* [What is being asked]: Continue the text on irrigation and nitrogen in cyclamen, starting immediately after its final sentence.
(Study text)
The lower nitrogen amounts led to decreased vegetative growth [27]. Since the plant height increases were similar in the I₂ and I₃ irrigation programs, the 20 kg da⁻¹ instead of 30 kg da⁻¹ nitrogen dose has sufficient potential for plant height. This situation also provides savings for nitrogen fertilizer. Altay and Müftüoğlu (2004) reported that the vegetative growth of plants was negatively affected by excess nitrogen [55]. The highest nitrogen dose used was 30 kg da⁻¹ in this study. So, it can be recommended that higher nitrogen doses should be studied in the next studies. The increasing rate in treatment without water stress and no nitrogen dose was higher than the I₃N₃ application, which was exposed to severe water stress and the application of the highest nitrogen dose. When some vegetative development parameters measured in the project were evaluated together, cyclamen kept on growing in conditions with no applied nitrogen.

In this study, it was found that increasing nitrogen doses increased the number of flowers. It can be said that increasing nitrogen doses increases vegetative development and that increasing vegetative development positively affects flower formation. The highest number of flowers was obtained from N₂ and N₃ nitrogen doses. If a high number of flowers are targeted in cyclamen growing, irrigation should be conducted without creating water stress conditions (I₁), and N₂ and N₃ nitrogen doses should be applied. N₂ application can be recommended to growers to save on nitrogenous fertilizers for providing the highest number of flowers. The I₂N₃ treatment with moderate water stress and the highest nitrogen dose, and the I₁N₂ treatment with no water stress and nitrogen applied at the N₂ level were in similar statistical groups. This result showed that if the amount of the irrigation water source is sufficient, the same number of flowers will be obtained by using less nitrogen fertilizer (I₁N₂). Water stress negatively affected New Guinea Impatiens and limited total flowering [33]. Flower stalks of chrysanthemum, another ornamental plant, were affected by different irrigation water amounts [56]. The longest flower stalk lengths were obtained from the treatment that applied the highest amount of irrigation water. Yazıcı et al. (2020) reported that nitrogen applications increased the flower stalk of Dahlia spp. [57].

5. Conclusions

Each irrigation program and nitrogen dose had significant effects on plant water consumption and the vegetative (plant width, plant height, leaf stalk length) and generative (numbers of flowers, flower stalk length) growth of C. persicum Mill. Moderate and severe water stress negatively affected all parameters.
(End Study text)
(Recorded information)
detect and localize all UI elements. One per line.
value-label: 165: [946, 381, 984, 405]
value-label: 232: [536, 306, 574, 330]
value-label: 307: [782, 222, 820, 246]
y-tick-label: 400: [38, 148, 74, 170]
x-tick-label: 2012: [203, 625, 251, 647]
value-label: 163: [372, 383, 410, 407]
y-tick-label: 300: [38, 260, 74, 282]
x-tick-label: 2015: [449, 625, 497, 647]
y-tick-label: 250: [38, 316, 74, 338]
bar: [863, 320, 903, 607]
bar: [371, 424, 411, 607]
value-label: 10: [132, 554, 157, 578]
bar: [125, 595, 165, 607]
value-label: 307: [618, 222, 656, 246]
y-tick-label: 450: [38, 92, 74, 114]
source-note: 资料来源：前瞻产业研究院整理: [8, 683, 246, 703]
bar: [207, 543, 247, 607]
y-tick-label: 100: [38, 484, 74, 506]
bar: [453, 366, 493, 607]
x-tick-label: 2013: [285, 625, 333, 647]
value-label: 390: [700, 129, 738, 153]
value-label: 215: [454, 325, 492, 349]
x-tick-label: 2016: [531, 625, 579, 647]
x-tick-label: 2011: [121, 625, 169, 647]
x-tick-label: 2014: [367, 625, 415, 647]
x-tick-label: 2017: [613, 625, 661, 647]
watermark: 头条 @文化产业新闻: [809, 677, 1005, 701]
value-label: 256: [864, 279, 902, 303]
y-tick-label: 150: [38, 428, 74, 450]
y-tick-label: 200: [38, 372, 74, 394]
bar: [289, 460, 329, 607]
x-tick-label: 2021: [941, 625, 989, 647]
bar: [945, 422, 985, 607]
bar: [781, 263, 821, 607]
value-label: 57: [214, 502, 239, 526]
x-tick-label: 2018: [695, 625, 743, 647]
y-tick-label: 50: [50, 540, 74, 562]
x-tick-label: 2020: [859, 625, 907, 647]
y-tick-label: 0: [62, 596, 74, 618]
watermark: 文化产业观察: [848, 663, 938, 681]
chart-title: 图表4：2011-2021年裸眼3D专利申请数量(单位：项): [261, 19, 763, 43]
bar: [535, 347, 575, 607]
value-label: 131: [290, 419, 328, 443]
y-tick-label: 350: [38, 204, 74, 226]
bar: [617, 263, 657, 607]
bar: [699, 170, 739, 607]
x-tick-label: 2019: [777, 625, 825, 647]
(End Recorded information)
* [Output of the task]:
Frequency irrigation should be recommended for C. persicum Mill. growing. With nitrogen applications, the I₁ irrigation program can be used for C. persicum Mill. growing. Irrigation should start when 20% of the available water holding capacity (AWHC) in the effective root zone area is used.

N₂ nitrogen application increased the number of flowers. For other parameters, 30 kg da⁻¹ provided the highest results. As a result, the I₁ (frequency irrigation) irrigation program and N₃ nitrogen dose can be applied together to obtain the best vegetative growth. As another option to obtain the most generative growth, the I₁ (frequency irrigation) irrigation program and N₂ nitrogen dose can be applied together.

Author Contributions

Conceptualization, C.K. and Z.K.; methodology, C.K. and Z.K.; software, C.K.; validation, Z.K.; formal analysis, C.K.; investigation, C.K.; resources, Z.K.; data curation, C.K. and Z.K.; writing—original draft preparation, C.K. and Z.K.; writing—review and editing, C.K. and Z.K.; visualization, Z.K.; supervision, C.K. and Z.K.; project administration, C.K.; funding acquisition, C.K. All authors have read and agreed to the published version of the manuscript.

Funding

This research was funded by İzmir Democracy University Scientific Research Projects Coordination Unit (Project number: HIZDEP-MYO/2301).

Data Availability Statement

The original contributions presented in the study are included in the article; further inquiries can be directed to the corresponding author.

Acknowledgments

The authors gratefully acknowledge the help of the research field of Agean Agricultural Research Institute, TAGEM (Agricultural Policies and Research General Directorate).

Conflicts of Interest

The authors declare no conflicts of interest.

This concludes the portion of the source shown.